Collected data
§ §
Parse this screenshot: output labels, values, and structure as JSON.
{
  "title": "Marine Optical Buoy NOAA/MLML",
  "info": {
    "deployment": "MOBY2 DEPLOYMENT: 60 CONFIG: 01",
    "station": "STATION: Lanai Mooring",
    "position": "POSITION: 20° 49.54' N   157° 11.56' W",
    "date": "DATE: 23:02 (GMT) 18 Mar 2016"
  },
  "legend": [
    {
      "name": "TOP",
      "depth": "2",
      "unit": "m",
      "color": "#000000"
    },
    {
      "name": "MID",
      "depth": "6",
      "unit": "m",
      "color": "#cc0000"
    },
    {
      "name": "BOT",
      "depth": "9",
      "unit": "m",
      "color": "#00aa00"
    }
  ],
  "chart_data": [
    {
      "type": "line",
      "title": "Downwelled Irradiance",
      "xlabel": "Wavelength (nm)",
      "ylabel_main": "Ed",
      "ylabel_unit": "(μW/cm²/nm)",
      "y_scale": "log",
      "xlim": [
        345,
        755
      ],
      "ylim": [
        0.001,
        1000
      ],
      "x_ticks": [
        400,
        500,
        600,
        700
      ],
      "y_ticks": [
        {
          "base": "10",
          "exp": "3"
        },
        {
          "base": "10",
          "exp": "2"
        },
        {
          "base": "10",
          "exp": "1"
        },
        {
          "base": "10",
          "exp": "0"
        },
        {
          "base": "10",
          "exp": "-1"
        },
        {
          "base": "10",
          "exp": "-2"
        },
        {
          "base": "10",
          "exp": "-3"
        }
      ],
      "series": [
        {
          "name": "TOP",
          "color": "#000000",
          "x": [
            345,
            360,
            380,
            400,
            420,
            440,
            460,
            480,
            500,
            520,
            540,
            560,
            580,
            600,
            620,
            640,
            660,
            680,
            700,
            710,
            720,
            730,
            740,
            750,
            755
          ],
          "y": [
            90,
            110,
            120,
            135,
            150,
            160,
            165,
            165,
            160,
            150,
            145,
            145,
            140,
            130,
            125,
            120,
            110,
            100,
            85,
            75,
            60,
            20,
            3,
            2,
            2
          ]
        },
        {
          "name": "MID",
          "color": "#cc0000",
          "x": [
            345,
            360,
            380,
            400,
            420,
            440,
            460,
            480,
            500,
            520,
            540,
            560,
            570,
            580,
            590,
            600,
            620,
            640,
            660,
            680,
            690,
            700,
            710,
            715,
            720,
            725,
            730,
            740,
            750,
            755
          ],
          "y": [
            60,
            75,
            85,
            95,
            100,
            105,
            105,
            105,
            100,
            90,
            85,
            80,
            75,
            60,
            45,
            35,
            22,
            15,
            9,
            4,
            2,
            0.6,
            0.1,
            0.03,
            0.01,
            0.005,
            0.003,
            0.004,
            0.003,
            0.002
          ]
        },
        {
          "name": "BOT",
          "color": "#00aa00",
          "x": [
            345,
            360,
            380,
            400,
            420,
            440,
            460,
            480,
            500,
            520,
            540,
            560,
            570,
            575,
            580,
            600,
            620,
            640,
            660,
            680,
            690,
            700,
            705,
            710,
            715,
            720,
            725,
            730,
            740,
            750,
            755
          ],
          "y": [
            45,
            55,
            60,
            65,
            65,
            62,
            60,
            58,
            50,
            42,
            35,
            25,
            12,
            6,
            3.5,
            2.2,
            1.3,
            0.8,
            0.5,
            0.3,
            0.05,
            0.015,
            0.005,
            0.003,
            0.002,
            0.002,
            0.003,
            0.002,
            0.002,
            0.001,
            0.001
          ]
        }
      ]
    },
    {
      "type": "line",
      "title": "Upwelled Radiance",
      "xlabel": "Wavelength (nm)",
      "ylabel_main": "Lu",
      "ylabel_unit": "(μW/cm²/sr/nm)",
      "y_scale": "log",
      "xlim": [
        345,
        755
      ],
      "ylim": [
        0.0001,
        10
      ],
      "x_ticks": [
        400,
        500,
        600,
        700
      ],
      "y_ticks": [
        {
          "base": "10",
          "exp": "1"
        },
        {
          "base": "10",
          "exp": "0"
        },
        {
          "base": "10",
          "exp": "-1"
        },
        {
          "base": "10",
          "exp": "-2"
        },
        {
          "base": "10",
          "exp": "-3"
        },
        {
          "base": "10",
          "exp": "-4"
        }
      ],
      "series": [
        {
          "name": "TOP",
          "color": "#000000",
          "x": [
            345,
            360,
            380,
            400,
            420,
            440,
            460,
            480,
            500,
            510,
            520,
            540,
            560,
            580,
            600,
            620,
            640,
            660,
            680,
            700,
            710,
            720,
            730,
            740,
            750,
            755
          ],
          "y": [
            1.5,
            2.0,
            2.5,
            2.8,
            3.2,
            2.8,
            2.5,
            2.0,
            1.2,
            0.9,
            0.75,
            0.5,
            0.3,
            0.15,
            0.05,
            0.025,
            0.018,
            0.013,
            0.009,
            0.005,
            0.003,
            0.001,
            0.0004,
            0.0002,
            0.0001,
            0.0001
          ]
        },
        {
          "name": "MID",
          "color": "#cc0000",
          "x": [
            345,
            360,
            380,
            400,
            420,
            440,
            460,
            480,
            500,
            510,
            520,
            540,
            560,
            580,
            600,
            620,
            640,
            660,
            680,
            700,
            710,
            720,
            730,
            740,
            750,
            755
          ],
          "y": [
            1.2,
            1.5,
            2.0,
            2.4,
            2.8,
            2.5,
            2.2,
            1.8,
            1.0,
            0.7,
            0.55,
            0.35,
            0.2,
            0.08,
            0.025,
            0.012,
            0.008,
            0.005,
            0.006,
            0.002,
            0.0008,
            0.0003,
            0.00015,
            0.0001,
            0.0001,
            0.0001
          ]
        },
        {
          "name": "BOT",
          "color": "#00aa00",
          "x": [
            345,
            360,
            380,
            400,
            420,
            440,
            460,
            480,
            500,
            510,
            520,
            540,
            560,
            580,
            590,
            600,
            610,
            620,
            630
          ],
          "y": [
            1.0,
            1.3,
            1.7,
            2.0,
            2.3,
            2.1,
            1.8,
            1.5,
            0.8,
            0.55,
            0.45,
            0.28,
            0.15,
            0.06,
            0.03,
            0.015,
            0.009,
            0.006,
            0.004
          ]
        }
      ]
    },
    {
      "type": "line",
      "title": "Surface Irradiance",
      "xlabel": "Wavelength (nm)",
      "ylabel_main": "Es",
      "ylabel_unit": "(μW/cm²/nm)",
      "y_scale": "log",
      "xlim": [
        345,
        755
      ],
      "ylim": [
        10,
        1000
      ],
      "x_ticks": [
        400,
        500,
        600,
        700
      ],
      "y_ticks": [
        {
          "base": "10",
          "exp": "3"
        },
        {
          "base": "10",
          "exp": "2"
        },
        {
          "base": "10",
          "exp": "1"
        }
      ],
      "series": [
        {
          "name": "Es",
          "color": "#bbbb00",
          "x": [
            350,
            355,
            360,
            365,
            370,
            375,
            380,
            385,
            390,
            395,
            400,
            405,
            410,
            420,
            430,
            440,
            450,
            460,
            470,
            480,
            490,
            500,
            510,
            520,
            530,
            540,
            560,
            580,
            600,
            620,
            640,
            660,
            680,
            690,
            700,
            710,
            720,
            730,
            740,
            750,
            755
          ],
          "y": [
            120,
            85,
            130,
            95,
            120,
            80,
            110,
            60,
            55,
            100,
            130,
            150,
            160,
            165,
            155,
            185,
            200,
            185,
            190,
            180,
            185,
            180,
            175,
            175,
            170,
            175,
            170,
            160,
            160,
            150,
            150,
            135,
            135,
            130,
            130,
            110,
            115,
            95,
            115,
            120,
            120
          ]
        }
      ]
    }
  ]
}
§ §
> STATED EXERCISE:
Repeat every line of the records above exactly.

> ANSWER TO THE TASK:
Parse this screenshot: output labels, values, and structure as JSON.
{
  "title": "Marine Optical Buoy NOAA/MLML",
  "info": {
    "deployment": "MOBY2 DEPLOYMENT: 60 CONFIG: 01",
    "station": "STATION: Lanai Mooring",
    "position": "POSITION: 20° 49.54' N   157° 11.56' W",
    "date": "DATE: 23:02 (GMT) 18 Mar 2016"
  },
  "legend": [
    {
      "name": "TOP",
      "depth": "2",
      "unit": "m",
      "color": "#000000"
    },
    {
      "name": "MID",
      "depth": "6",
      "unit": "m",
      "color": "#cc0000"
    },
    {
      "name": "BOT",
      "depth": "9",
      "unit": "m",
      "color": "#00aa00"
    }
  ],
  "chart_data": [
    {
      "type": "line",
      "title": "Downwelled Irradiance",
      "xlabel": "Wavelength (nm)",
      "ylabel_main": "Ed",
      "ylabel_unit": "(μW/cm²/nm)",
      "y_scale": "log",
      "xlim": [
        345,
        755
      ],
      "ylim": [
        0.001,
        1000
      ],
      "x_ticks": [
        400,
        500,
        600,
        700
      ],
      "y_ticks": [
        {
          "base": "10",
          "exp": "3"
        },
        {
          "base": "10",
          "exp": "2"
        },
        {
          "base": "10",
          "exp": "1"
        },
        {
          "base": "10",
          "exp": "0"
        },
        {
          "base": "10",
          "exp": "-1"
        },
        {
          "base": "10",
          "exp": "-2"
        },
        {
          "base": "10",
          "exp": "-3"
        }
      ],
      "series": [
        {
          "name": "TOP",
          "color": "#000000",
          "x": [
            345,
            360,
            380,
            400,
            420,
            440,
            460,
            480,
            500,
            520,
            540,
            560,
            580,
            600,
            620,
            640,
            660,
            680,
            700,
            710,
            720,
            730,
            740,
            750,
            755
          ],
          "y": [
            90,
            110,
            120,
            135,
            150,
            160,
            165,
            165,
            160,
            150,
            145,
            145,
            140,
            130,
            125,
            120,
            110,
            100,
            85,
            75,
            60,
            20,
            3,
            2,
            2
          ]
        },
        {
          "name": "MID",
          "color": "#cc0000",
          "x": [
            345,
            360,
            380,
            400,
            420,
            440,
            460,
            480,
            500,
            520,
            540,
            560,
            570,
            580,
            590,
            600,
            620,
            640,
            660,
            680,
            690,
            700,
            710,
            715,
            720,
            725,
            730,
            740,
            750,
            755
          ],
          "y": [
            60,
            75,
            85,
            95,
            100,
            105,
            105,
            105,
            100,
            90,
            85,
            80,
            75,
            60,
            45,
            35,
            22,
            15,
            9,
            4,
            2,
            0.6,
            0.1,
            0.03,
            0.01,
            0.005,
            0.003,
            0.004,
            0.003,
            0.002
          ]
        },
        {
          "name": "BOT",
          "color": "#00aa00",
          "x": [
            345,
            360,
            380,
            400,
            420,
            440,
            460,
            480,
            500,
            520,
            540,
            560,
            570,
            575,
            580,
            600,
            620,
            640,
            660,
            680,
            690,
            700,
            705,
            710,
            715,
            720,
            725,
            730,
            740,
            750,
            755
          ],
          "y": [
            45,
            55,
            60,
            65,
            65,
            62,
            60,
            58,
            50,
            42,
            35,
            25,
            12,
            6,
            3.5,
            2.2,
            1.3,
            0.8,
            0.5,
            0.3,
            0.05,
            0.015,
            0.005,
            0.003,
            0.002,
            0.002,
            0.003,
            0.002,
            0.002,
            0.001,
            0.001
          ]
        }
      ]
    },
    {
      "type": "line",
      "title": "Upwelled Radiance",
      "xlabel": "Wavelength (nm)",
      "ylabel_main": "Lu",
      "ylabel_unit": "(μW/cm²/sr/nm)",
      "y_scale": "log",
      "xlim": [
        345,
        755
      ],
      "ylim": [
        0.0001,
        10
      ],
      "x_ticks": [
        400,
        500,
        600,
        700
      ],
      "y_ticks": [
        {
          "base": "10",
          "exp": "1"
        },
        {
          "base": "10",
          "exp": "0"
        },
        {
          "base": "10",
          "exp": "-1"
        },
        {
          "base": "10",
          "exp": "-2"
        },
        {
          "base": "10",
          "exp": "-3"
        },
        {
          "base": "10",
          "exp": "-4"
        }
      ],
      "series": [
        {
          "name": "TOP",
          "color": "#000000",
          "x": [
            345,
            360,
            380,
            400,
            420,
            440,
            460,
            480,
            500,
            510,
            520,
            540,
            560,
            580,
            600,
            620,
            640,
            660,
            680,
            700,
            710,
            720,
            730,
            740,
            750,
            755
          ],
          "y": [
            1.5,
            2.0,
            2.5,
            2.8,
            3.2,
            2.8,
            2.5,
            2.0,
            1.2,
            0.9,
            0.75,
            0.5,
            0.3,
            0.15,
            0.05,
            0.025,
            0.018,
            0.013,
            0.009,
            0.005,
            0.003,
            0.001,
            0.0004,
            0.0002,
            0.0001,
            0.0001
          ]
        },
        {
          "name": "MID",
          "color": "#cc0000",
          "x": [
            345,
            360,
            380,
            400,
            420,
            440,
            460,
            480,
            500,
            510,
            520,
            540,
            560,
            580,
            600,
            620,
            640,
            660,
            680,
            700,
            710,
            720,
            730,
            740,
            750,
            755
          ],
          "y": [
            1.2,
            1.5,
            2.0,
            2.4,
            2.8,
            2.5,
            2.2,
            1.8,
            1.0,
            0.7,
            0.55,
            0.35,
            0.2,
            0.08,
            0.025,
            0.012,
            0.008,
            0.005,
            0.006,
            0.002,
            0.0008,
            0.0003,
            0.00015,
            0.0001,
            0.0001,
            0.0001
          ]
        },
        {
          "name": "BOT",
          "color": "#00aa00",
          "x": [
            345,
            360,
            380,
            400,
            420,
            440,
            460,
            480,
            500,
            510,
            520,
            540,
            560,
            580,
            590,
            600,
            610,
            620,
            630
          ],
          "y": [
            1.0,
            1.3,
            1.7,
            2.0,
            2.3,
            2.1,
            1.8,
            1.5,
            0.8,
            0.55,
            0.45,
            0.28,
            0.15,
            0.06,
            0.03,
            0.015,
            0.009,
            0.006,
            0.004
          ]
        }
      ]
    },
    {
      "type": "line",
      "title": "Surface Irradiance",
      "xlabel": "Wavelength (nm)",
      "ylabel_main": "Es",
      "ylabel_unit": "(μW/cm²/nm)",
      "y_scale": "log",
      "xlim": [
        345,
        755
      ],
      "ylim": [
        10,
        1000
      ],
      "x_ticks": [
        400,
        500,
        600,
        700
      ],
      "y_ticks": [
        {
          "base": "10",
          "exp": "3"
        },
        {
          "base": "10",
          "exp": "2"
        },
        {
          "base": "10",
          "exp": "1"
        }
      ],
      "series": [
        {
          "name": "Es",
          "color": "#bbbb00",
          "x": [
            350,
            355,
            360,
            365,
            370,
            375,
            380,
            385,
            390,
            395,
            400,
            405,
            410,
            420,
            430,
            440,
            450,
            460,
            470,
            480,
            490,
            500,
            510,
            520,
            530,
            540,
            560,
            580,
            600,
            620,
            640,
            660,
            680,
            690,
            700,
            710,
            720,
            730,
            740,
            750,
            755
          ],
          "y": [
            120,
            85,
            130,
            95,
            120,
            80,
            110,
            60,
            55,
            100,
            130,
            150,
            160,
            165,
            155,
            185,
            200,
            185,
            190,
            180,
            185,
            180,
            175,
            175,
            170,
            175,
            170,
            160,
            160,
            150,
            150,
            135,
            135,
            130,
            130,
            110,
            115,
            95,
            115,
            120,
            120
          ]
        }
      ]
    }
  ]
}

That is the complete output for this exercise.